Directions: Keep only the lines where "Информация" appears.

Material shown:

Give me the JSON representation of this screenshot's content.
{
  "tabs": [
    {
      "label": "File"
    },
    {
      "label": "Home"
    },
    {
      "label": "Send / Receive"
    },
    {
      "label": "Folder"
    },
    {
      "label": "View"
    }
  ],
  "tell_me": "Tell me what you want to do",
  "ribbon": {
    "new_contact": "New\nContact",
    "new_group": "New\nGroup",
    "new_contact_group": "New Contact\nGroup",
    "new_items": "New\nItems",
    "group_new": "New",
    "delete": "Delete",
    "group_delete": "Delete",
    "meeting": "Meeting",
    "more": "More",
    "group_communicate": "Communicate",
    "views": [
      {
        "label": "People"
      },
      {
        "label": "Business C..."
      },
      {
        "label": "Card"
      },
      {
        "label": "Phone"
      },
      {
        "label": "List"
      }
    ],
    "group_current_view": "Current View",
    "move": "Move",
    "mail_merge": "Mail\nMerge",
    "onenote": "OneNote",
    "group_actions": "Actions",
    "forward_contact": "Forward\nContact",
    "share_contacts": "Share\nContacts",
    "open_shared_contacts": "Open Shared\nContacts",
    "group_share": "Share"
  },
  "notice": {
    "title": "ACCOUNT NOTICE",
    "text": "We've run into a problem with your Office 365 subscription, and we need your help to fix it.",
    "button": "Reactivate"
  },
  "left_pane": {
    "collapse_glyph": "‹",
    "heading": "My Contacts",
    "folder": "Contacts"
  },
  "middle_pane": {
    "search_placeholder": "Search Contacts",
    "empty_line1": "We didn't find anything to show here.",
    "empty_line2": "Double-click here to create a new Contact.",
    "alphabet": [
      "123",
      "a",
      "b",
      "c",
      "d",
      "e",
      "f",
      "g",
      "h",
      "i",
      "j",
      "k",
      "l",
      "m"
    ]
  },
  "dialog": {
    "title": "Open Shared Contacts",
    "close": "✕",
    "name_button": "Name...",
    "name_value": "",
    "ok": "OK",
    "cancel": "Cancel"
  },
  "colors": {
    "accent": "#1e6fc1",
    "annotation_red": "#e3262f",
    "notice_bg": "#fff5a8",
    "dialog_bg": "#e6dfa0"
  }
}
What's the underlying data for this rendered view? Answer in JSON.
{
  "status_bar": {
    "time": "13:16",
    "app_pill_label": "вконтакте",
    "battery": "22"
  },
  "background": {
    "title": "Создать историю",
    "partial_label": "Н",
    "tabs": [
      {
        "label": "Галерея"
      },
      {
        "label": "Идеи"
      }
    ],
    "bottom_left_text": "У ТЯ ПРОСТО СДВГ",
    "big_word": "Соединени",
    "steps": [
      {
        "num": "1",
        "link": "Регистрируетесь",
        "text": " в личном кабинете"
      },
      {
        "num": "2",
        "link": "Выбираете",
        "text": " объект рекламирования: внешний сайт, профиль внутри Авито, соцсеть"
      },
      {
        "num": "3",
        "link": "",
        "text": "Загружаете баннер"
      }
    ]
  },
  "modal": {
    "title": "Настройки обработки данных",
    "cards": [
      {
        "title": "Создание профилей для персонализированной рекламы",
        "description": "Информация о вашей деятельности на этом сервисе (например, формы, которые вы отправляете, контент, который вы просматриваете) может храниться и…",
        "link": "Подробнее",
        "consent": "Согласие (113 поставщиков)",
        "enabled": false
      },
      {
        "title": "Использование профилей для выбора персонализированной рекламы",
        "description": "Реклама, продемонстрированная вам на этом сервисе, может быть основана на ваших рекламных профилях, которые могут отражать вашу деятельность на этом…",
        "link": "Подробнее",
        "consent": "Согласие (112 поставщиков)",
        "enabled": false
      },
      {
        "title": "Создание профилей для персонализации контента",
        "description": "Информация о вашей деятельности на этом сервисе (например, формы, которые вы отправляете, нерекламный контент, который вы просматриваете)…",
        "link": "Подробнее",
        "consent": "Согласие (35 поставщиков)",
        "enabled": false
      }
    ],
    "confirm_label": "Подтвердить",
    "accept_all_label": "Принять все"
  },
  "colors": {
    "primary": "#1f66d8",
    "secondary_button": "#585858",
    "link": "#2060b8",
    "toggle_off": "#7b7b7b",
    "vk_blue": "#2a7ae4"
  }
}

Written solution:
        "description": "Информация о вашей деятельности на этом сервисе (например, формы, которые вы отправляете, контент, который вы просматриваете) может храниться и…",
        "description": "Информация о вашей деятельности на этом сервисе (например, формы, которые вы отправляете, нерекламный контент, который вы просматриваете)…",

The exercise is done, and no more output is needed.